## Aim:
Look through the listing below and report how many lines contain "واحد", as a bare number.

## The records:
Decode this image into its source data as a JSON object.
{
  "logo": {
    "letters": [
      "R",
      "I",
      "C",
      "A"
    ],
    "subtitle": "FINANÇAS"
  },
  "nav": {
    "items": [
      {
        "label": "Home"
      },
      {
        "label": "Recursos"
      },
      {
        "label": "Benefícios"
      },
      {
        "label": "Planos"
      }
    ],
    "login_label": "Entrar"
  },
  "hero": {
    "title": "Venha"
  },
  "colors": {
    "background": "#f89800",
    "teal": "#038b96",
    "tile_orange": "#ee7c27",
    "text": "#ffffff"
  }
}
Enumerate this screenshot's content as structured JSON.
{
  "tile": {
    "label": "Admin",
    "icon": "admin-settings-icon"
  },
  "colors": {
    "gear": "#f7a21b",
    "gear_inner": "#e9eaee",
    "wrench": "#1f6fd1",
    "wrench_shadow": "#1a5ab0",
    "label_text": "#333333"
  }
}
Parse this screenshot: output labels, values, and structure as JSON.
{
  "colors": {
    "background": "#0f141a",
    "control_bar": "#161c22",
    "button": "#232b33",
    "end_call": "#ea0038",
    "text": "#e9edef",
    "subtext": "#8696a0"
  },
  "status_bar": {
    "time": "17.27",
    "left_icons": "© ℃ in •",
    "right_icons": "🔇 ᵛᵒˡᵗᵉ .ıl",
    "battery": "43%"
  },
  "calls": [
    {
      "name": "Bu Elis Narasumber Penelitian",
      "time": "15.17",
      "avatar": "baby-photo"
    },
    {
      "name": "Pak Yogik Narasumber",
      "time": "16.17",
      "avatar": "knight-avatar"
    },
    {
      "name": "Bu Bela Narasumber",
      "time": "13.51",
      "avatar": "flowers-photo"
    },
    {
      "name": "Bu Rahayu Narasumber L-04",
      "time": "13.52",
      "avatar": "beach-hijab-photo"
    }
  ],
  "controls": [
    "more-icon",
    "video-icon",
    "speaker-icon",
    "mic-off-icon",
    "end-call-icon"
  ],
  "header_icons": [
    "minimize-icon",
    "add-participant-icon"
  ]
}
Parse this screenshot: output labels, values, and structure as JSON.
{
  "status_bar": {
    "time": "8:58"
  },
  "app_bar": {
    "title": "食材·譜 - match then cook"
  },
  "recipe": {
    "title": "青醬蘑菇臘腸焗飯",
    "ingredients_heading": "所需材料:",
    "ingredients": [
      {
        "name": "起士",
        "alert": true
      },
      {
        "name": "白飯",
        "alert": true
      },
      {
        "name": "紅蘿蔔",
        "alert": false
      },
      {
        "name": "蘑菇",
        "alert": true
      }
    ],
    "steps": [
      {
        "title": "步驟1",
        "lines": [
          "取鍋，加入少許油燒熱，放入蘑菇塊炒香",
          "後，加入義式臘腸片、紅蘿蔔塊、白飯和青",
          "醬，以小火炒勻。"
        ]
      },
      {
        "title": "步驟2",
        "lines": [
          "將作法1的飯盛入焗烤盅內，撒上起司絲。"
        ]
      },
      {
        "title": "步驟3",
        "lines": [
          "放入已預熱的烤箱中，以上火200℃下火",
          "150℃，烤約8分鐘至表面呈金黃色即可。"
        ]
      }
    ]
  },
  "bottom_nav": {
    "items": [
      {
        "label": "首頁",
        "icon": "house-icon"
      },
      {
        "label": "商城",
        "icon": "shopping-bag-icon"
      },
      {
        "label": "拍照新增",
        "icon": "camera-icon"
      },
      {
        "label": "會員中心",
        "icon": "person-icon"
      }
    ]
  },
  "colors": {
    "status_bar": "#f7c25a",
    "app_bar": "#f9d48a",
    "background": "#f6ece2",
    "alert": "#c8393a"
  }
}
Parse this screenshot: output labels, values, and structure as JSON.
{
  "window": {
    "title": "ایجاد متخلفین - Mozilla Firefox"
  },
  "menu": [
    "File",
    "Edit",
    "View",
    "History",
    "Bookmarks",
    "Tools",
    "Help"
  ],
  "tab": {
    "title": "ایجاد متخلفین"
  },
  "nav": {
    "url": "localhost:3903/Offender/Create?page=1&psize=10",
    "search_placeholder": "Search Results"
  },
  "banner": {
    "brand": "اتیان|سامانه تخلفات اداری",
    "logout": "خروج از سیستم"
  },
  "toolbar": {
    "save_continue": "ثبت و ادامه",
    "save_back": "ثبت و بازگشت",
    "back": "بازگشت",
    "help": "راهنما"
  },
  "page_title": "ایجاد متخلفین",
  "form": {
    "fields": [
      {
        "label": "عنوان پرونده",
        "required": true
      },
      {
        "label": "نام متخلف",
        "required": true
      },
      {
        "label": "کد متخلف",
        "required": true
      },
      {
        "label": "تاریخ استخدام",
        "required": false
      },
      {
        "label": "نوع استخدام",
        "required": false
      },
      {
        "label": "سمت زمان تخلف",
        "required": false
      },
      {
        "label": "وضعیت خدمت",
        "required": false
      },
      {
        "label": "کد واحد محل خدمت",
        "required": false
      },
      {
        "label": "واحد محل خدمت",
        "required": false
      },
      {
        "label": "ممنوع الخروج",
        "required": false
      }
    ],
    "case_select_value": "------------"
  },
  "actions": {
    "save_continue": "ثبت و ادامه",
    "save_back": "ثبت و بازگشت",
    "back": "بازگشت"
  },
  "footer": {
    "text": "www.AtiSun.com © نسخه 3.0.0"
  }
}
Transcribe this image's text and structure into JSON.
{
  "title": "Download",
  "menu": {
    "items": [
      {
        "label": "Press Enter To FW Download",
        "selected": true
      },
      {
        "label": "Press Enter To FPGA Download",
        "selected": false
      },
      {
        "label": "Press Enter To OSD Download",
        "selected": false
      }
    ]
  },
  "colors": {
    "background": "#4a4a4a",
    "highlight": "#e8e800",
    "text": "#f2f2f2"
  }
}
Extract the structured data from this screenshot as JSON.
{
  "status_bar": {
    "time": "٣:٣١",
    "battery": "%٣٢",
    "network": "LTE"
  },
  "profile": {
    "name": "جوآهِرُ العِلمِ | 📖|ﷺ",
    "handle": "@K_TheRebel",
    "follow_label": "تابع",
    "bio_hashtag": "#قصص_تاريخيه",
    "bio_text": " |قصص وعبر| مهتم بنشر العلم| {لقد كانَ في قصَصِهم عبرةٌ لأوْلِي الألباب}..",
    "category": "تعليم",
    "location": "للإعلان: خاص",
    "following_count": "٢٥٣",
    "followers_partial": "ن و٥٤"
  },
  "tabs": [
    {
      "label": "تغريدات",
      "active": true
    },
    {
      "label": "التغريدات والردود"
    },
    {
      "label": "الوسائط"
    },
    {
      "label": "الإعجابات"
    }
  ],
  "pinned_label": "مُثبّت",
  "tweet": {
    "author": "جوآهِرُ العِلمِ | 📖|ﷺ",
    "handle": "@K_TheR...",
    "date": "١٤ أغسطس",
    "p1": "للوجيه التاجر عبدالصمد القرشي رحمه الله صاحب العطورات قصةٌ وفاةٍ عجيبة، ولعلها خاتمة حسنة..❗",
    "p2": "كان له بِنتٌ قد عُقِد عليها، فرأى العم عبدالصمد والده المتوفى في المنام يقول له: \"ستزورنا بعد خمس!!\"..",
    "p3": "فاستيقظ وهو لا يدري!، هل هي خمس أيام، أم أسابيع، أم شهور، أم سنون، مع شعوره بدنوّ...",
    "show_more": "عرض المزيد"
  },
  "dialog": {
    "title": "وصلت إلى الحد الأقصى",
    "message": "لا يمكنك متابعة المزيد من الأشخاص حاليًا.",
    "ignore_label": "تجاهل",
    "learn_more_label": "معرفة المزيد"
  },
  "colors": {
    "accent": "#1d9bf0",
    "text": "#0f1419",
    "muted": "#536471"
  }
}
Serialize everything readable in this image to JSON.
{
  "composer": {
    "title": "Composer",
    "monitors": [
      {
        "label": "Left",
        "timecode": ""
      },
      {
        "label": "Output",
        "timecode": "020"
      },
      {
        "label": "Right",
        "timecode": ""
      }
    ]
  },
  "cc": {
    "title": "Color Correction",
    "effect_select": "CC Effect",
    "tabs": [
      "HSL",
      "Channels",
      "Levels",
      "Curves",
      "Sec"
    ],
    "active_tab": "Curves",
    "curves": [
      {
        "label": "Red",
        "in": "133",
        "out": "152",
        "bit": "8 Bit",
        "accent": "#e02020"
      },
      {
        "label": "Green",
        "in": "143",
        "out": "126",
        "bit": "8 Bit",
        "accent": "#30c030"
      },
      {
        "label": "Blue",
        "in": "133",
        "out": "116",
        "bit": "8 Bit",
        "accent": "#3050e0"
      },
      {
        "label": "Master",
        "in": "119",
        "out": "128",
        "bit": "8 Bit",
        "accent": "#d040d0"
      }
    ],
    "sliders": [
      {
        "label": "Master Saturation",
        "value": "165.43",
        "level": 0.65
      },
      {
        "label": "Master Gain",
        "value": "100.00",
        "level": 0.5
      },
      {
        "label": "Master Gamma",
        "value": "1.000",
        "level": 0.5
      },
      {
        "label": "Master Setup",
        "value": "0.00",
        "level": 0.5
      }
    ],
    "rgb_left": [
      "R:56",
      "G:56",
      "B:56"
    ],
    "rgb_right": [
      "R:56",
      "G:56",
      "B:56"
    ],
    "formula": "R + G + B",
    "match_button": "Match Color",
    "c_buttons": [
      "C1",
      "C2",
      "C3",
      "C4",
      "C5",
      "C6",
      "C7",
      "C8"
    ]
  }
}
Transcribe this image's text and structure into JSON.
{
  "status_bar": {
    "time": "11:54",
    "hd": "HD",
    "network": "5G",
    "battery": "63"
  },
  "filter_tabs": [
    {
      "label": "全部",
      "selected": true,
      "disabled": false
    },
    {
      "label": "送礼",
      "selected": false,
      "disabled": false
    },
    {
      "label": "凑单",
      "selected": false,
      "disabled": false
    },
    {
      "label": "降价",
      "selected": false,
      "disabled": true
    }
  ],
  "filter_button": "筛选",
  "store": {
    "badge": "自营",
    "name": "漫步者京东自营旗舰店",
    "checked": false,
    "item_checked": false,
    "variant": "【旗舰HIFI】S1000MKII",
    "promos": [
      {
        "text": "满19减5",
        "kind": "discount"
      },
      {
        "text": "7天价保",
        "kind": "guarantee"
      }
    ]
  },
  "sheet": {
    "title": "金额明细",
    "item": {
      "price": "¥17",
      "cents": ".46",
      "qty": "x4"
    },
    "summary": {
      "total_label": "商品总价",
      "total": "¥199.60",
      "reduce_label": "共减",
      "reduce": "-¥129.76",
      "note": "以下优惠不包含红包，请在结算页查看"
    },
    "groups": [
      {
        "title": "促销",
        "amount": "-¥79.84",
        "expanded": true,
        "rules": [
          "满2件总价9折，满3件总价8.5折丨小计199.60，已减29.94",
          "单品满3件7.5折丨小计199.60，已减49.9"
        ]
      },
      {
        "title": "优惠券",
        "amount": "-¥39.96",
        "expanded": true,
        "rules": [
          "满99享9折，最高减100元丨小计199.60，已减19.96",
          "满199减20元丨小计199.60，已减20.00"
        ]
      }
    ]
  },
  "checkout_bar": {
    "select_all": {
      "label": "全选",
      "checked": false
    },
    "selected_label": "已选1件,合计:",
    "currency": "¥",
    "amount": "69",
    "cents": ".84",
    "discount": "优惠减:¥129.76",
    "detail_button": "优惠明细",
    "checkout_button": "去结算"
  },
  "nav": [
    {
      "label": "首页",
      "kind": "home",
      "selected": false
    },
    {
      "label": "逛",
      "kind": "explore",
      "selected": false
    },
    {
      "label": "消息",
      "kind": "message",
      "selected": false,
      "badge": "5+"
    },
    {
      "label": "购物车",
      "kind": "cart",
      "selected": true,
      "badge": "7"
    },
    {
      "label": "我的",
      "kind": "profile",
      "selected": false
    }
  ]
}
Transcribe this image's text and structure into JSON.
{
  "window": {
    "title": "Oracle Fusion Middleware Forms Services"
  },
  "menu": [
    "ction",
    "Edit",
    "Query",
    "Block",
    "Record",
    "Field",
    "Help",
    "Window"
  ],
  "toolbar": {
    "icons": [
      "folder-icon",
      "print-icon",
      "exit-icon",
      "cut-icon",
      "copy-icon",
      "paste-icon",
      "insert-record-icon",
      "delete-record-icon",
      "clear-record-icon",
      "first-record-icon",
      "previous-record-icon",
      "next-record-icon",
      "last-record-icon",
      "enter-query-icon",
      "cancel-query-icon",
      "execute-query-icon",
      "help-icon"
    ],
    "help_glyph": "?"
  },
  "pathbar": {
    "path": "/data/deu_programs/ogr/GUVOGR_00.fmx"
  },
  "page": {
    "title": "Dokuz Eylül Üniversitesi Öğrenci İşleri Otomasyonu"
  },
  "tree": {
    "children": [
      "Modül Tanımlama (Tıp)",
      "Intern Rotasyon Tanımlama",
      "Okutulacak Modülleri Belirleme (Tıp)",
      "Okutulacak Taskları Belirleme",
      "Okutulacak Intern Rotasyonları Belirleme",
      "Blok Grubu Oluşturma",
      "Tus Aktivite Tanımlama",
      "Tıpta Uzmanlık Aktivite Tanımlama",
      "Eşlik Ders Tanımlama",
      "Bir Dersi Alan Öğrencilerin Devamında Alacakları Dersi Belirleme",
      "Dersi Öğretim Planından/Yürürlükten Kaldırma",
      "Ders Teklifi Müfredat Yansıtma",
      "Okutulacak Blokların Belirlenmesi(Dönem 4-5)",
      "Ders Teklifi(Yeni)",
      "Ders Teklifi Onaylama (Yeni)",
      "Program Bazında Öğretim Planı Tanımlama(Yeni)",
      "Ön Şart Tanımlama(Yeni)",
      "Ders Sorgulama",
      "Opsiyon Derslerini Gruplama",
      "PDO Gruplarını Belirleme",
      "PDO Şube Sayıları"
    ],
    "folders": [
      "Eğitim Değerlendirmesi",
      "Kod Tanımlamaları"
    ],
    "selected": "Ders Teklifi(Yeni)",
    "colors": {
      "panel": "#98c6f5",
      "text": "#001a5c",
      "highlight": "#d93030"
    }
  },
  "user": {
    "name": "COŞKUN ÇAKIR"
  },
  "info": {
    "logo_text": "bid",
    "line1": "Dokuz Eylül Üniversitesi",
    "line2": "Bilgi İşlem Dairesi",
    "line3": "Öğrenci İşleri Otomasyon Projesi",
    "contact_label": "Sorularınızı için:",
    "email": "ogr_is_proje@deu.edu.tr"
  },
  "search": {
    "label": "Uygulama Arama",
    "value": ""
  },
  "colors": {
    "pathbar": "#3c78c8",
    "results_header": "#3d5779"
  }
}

## The answer:
2